**Dataset entries:**
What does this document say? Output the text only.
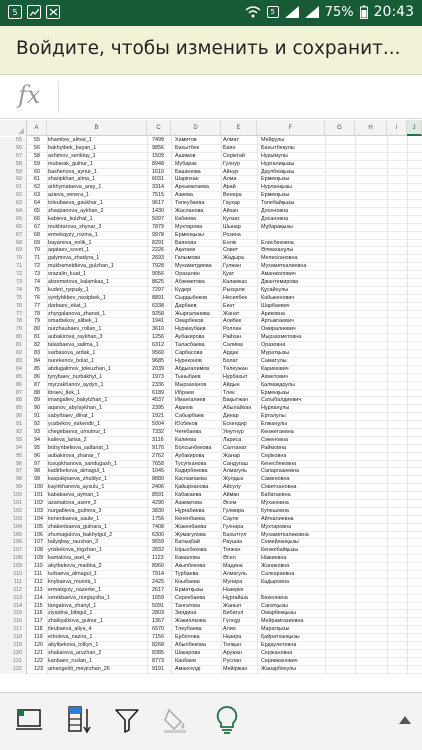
5	5	75% 20:43
Войдите, чтобы изменить и сохранит...
fx
A	B	C	D	E	F	G	H	I	J
55	55	khamitov_almat_1	7499	Хамитов	Алмат	Мейрулы
56	56	bakhytbek_bayan_1	9856	Бахытбек	Баян	Бахытбекулы
57	58	ashimov_seriktay_1	1509	Ашимов	Серiктай	Нурымулы
58	59	mubarak_gulnur_1	8948	Мубарак	Гулнур	Нурғалиқызы
59	60	bashenova_aynur_1	1610	Башенова	Айнур	Даулбекқызы
60	61	sharipkhan_alma_1	6031	Шарiпхан	Алма	Ермекқызы
61	62	arkhymataeva_aray_1	3314	Архыматаева	Арай	Нурланқызы
62	63	azieva_venera_1	7515	Азиева	Венера	Ермекқызы
63	64	toleubaeva_gaukhar_1	9617	Толеубаева	Гаухар	Толебайқызы
64	65	zhaspanova_aykhan_2	1430	Жаспанова	Айхан	Досеновна
65	66	kabieva_kulzhat_1	5097	Кабиева	Кулзат	Досановна
66	67	mukhtarova_shynar_3	7879	Мухтарова	Шынар	Мұбарақызы
67	68	ermekqyzy_rozina_1	9978	Ерменқызы	Розина
68	69	bayanova_enlik_1	8291	Баянова	Енлiк	Елисбековна
69	70	aqataev_sovet_1	2226	Ақатаев	Совет	Әлмаханұлы
70	71	galymova_zhadyra_1	2693	Галымова	Жадыра	Мелискановна
71	72	mukhametdieva_gulzhan_1	7928	Мухаметдиева	Гулжан	Мухаметкалиевна
72	73	orazalin_kuat_1	9056	Оразалин	Қуат	Аманжолович
73	74	abzemetova_kalamkas_1	8625	Абземетова	Каламкас	Джантемирова
74	75	kuderi_ryqsaly_1	7297	Күдерi	Рысқали	Құсайнулы
75	76	syrdybkbev_nesipbek_1	8891	Сырдыбеков	Несипбек	Кабыкенович
76	77	darbaev_ekat_1	6338	Дарбаев	Екат	Шарбаевич
77	78	zhyrgalanova_zhanat_1	9258	Жырғаланова	Жанат	Ариковна
78	79	omarbekov_alibek_1	1941	Омарбеков	Алибек	Артыкпаевич
79	80	nurzhaubaev_rollan_1	3610	Нуржаубаев	Роллан	Омиралиевич
80	81	aubakirova_raykhan_3	1256	Аубакирова	Райхан	Мырзахметовна
81	82	talasbaeva_salima_1	6312	Таласбаева	Салима	Оразовна
82	83	sarbasova_ardak_1	9560	Сарбасова	Ардак	Муратқызы
83	84	nurekenov_bolat_1	9685	Нуреконов	Болат	Саматулы
84	85	abdugalimov_toleuzhan_1	2039	Абдығалимов	Төлеужан	Каримович
85	86	tynybaev_nurbakhyt_1	1973	Тыныбаев	Нурбахыт	Ахметович
86	87	myrzakhanov_aydyn_1	2336	Мырзаханов	Айдын	Қалмақарулы
87	88	ibraev_tlek_1	6189	Ибраев	Тлек	Ермекқызы
88	89	imangaliev_bakytzhan_1	4537	Имангалиев	Бақытжан	Сатыбалдиевич
89	90	aqanov_abylaykhan_1	2395	Ақанов	Абылайхан	Нұрланұлы
90	91	sabyrbaev_dinar_1	1921	Сабырбаев	Динар	Ерталулы
91	92	yusbekov_eskendir_1	5004	Юсбеков	Ескендир	Елжанұлы
92	93	chegebaeva_umutnur_1	7332	Чегебаева	Умутнур	Кенжетаевна
93	94	kalieva_larisa_2	3116	Калиева	Лариса	Сәкеновна
94	95	bolsynbekova_saltanat_1	9176	Болсынбекова	Салтанат	Раймовна
95	96	aubakirova_zhanar_7	2762	Аубакирова	Жанар	Серiковна
96	97	tusupkhanova_sandugash_1	7658	Тусупханова	Сандугаш	Кенесбековна
97	98	kadirbekova_almagul_1	1045	Кадирбекова	Алмагуль	Сапаргазиевна
98	99	kaspakpaeva_zhuldyz_1	8880	Каспакпаева	Жулдыз	Саменовна
99	100 kayirkhanova_aysulu_1	2406	Қайырханова	Айсулу	Советхановна
100	101 kabakaeva_ayman_1	8591	Кабакаева	Айман	Бабатаевна
101	102 azamatova_asem_2	4290	Азаматова	Әсем	Мухановна
102	103 nurgabieva_gulmira_3	3830	Нұрғабиева	Гулмира	Купешевна
103	104 kenenbaeva_saule_1	1756	Кененбаева	Сауле	Айткалиевна
104	105 zhakenbaeva_gulnara_1	7408	Жакенбаева	Гулнара	Мухтаровна
105	106 zhumagulova_bakhytgul_2	6300	Жумагулова	Бахытгүл	Мухаметкаликовна
106	107 balyqbay_raushan_3	9659	Балықбай	Раушан	Семейханқызы
107	108 yrisbekova_togzhan_1	2832	Ырысбекова	Тоғжан	Кенжебайқызы
108	109 kamalova_asel_4	1123	Камалова	Әсел	Нажиевна
109	110	akylbekova_madina_2	8960	Акылбекова	Мадина	Жаниковна
110	111	turbaeva_almagul_1	7914	Турбаева	Алмагуль	Салкараевна
111	112	knybaeva_munira_1	2425	Кныбаева	Мунира	Кадыровна
112	113	ermatqyzy_nazerke_1	2617	Ерматқызы	Назерке
113	114	serekbaeva_nurgaysha_1	1659	Серекбаева	Нұрғайша	Бекеновна
114	115	tangatova_zhanyl_1	5091	Тангатова	Жаныл	Сағатқызы
115	116	ziyadina_bibigul_1	2803	Зиядина	Бибигүл	Омарбекқызы
116	117	zhakiyalkova_gulnur_1	1367	Жакиялкова	Гүлнұр	Мейрамгазиевна
117	118	tleubaeva_aliya_4	6570	Тлеубаева	Алия	Маратқызы
118	119	erbolova_nazira_1	7156	Ерболова	Назира	Қайратханқызы
119	120 abylbekova_tolkyn_1	8268	Абылбекова	Толқын	Ердаулетовна
120	121 shakarova_aruzhan_2	8385	Шакарова	Аружан	Сержановна
121	122 kanbaev_ruslan_1	8773	Канбаев	Руслан	Серикжанович
122	123 amangeldi_meyirzhan_26	9191	Амангелдi	Мейiржан	Жанарбекулы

**Objective:** Determine the number of lines in the listing that contain the string "Аубакирова". Write that number and nothing else.

**Completed task:** 2